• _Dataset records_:
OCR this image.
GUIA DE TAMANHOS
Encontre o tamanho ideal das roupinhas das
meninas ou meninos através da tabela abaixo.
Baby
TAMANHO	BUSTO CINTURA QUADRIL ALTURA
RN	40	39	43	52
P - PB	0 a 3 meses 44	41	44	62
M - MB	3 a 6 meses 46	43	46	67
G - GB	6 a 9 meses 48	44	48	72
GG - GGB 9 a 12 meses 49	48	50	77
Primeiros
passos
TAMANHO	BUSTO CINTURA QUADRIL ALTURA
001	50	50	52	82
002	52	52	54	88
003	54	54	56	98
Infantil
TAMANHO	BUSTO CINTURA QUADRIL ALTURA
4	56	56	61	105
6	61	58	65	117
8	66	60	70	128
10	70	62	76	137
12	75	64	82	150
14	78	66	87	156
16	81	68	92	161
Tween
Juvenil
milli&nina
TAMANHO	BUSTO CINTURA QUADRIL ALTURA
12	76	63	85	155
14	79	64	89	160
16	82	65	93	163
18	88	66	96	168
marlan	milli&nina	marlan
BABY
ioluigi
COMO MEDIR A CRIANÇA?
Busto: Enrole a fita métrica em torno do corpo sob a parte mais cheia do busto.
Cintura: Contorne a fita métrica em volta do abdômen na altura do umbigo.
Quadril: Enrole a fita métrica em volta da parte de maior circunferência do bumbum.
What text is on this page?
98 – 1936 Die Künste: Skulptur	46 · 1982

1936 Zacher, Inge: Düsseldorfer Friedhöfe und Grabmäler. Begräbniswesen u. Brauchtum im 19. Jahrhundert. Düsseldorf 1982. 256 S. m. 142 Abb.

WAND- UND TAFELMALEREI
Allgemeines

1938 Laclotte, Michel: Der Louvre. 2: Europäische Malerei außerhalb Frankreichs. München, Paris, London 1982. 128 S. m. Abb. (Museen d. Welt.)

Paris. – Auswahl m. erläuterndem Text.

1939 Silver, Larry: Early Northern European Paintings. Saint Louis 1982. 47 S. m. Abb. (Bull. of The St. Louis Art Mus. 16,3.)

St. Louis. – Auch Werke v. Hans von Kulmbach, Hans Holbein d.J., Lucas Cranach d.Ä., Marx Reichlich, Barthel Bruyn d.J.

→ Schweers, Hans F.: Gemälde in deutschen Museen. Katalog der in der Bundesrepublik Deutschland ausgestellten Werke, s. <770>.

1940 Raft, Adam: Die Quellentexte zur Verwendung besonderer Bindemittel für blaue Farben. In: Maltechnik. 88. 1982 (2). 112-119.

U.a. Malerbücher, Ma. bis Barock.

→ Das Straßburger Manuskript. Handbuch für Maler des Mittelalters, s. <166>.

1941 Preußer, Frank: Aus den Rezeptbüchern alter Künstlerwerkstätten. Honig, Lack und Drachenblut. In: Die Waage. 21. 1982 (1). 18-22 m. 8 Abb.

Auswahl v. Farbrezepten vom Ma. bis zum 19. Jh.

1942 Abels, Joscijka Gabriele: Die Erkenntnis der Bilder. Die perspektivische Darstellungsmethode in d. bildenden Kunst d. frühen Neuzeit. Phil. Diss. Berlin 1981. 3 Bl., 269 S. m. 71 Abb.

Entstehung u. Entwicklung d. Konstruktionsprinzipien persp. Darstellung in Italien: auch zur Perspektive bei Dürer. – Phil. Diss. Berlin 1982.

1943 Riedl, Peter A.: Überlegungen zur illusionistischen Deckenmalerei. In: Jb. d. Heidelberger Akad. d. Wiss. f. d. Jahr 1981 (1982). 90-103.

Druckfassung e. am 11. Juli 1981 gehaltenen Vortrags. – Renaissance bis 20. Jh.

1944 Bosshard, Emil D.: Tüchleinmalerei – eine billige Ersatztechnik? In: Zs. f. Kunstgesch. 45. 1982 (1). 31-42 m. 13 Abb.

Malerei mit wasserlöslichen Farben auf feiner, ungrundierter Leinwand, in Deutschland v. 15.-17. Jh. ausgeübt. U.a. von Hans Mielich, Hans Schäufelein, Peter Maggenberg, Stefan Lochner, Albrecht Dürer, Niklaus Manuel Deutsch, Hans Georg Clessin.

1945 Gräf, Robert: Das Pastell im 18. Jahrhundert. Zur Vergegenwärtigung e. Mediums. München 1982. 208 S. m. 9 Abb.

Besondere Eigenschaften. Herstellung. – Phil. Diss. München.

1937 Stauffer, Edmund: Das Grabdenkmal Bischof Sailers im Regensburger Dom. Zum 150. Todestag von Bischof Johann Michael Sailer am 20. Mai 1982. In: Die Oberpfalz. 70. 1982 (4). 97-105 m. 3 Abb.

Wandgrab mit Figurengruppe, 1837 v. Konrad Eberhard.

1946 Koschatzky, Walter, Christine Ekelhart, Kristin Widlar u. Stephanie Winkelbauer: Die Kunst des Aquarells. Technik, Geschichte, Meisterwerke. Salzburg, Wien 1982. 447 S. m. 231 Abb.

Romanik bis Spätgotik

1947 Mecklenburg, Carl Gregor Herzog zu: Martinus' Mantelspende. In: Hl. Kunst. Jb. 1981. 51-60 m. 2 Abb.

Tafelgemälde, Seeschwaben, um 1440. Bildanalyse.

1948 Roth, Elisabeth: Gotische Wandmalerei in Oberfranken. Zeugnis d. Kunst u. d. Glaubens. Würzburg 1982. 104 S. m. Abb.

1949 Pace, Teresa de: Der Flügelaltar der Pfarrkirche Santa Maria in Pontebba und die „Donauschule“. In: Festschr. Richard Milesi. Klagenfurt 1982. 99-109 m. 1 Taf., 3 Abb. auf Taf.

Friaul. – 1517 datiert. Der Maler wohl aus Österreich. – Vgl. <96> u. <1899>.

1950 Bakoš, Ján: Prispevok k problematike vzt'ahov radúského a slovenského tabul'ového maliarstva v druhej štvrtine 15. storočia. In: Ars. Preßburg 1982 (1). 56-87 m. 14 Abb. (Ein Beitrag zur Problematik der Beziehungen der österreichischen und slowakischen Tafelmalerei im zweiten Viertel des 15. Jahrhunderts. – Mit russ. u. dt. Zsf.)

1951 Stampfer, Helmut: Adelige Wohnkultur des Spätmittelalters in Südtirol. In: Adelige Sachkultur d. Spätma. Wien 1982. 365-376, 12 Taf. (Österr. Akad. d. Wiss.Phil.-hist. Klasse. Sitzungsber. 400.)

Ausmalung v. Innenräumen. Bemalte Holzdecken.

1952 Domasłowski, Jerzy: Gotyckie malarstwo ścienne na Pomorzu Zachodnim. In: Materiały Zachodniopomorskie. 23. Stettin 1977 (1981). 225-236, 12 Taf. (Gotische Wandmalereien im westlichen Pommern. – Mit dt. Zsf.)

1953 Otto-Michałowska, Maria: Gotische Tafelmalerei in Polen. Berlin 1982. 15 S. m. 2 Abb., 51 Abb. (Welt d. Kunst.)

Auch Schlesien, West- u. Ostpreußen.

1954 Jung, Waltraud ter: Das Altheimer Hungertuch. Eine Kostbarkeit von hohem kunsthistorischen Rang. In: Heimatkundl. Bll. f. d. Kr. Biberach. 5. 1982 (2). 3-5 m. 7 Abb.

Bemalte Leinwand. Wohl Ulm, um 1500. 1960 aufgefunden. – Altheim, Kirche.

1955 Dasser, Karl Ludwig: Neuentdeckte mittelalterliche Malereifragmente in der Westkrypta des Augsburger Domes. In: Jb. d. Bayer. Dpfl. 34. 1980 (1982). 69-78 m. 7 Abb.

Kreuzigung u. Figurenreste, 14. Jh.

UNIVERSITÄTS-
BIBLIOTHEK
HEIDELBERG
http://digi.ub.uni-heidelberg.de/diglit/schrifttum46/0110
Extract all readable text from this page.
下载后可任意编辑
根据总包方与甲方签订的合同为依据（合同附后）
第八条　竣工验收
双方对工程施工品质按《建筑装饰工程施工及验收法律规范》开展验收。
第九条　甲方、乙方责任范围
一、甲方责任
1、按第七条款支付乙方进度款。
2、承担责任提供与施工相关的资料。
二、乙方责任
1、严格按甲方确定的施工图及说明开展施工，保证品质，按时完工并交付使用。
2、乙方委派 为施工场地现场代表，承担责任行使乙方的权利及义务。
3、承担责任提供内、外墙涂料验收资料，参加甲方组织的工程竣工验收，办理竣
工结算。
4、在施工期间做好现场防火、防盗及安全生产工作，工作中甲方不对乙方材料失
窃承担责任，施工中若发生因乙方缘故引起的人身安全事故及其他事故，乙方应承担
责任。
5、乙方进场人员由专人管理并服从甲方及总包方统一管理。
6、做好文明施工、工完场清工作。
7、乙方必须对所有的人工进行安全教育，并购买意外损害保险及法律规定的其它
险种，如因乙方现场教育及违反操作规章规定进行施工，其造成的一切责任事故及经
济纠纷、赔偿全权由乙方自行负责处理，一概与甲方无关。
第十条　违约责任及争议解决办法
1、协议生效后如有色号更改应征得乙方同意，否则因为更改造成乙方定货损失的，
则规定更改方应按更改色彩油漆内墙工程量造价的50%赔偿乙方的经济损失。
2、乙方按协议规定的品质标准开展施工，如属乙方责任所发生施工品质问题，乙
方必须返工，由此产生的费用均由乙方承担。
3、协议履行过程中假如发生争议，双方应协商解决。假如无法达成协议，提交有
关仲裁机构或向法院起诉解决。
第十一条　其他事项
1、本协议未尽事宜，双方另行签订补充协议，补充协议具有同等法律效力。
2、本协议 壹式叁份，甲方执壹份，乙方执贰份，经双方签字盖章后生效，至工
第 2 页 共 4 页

• _Written problem_: Starting with the line that contains "Extract all readable text from this page.", output every line through the end of the listing above, unchanged.

• _Problem solution_:
Extract all readable text from this page.
下载后可任意编辑
根据总包方与甲方签订的合同为依据（合同附后）
第八条　竣工验收
双方对工程施工品质按《建筑装饰工程施工及验收法律规范》开展验收。
第九条　甲方、乙方责任范围
一、甲方责任
1、按第七条款支付乙方进度款。
2、承担责任提供与施工相关的资料。
二、乙方责任
1、严格按甲方确定的施工图及说明开展施工，保证品质，按时完工并交付使用。
2、乙方委派 为施工场地现场代表，承担责任行使乙方的权利及义务。
3、承担责任提供内、外墙涂料验收资料，参加甲方组织的工程竣工验收，办理竣
工结算。
4、在施工期间做好现场防火、防盗及安全生产工作，工作中甲方不对乙方材料失
窃承担责任，施工中若发生因乙方缘故引起的人身安全事故及其他事故，乙方应承担
责任。
5、乙方进场人员由专人管理并服从甲方及总包方统一管理。
6、做好文明施工、工完场清工作。
7、乙方必须对所有的人工进行安全教育，并购买意外损害保险及法律规定的其它
险种，如因乙方现场教育及违反操作规章规定进行施工，其造成的一切责任事故及经
济纠纷、赔偿全权由乙方自行负责处理，一概与甲方无关。
第十条　违约责任及争议解决办法
1、协议生效后如有色号更改应征得乙方同意，否则因为更改造成乙方定货损失的，
则规定更改方应按更改色彩油漆内墙工程量造价的50%赔偿乙方的经济损失。
2、乙方按协议规定的品质标准开展施工，如属乙方责任所发生施工品质问题，乙
方必须返工，由此产生的费用均由乙方承担。
3、协议履行过程中假如发生争议，双方应协商解决。假如无法达成协议，提交有
关仲裁机构或向法院起诉解决。
第十一条　其他事项
1、本协议未尽事宜，双方另行签订补充协议，补充协议具有同等法律效力。
2、本协议 壹式叁份，甲方执壹份，乙方执贰份，经双方签字盖章后生效，至工
第 2 页 共 4 页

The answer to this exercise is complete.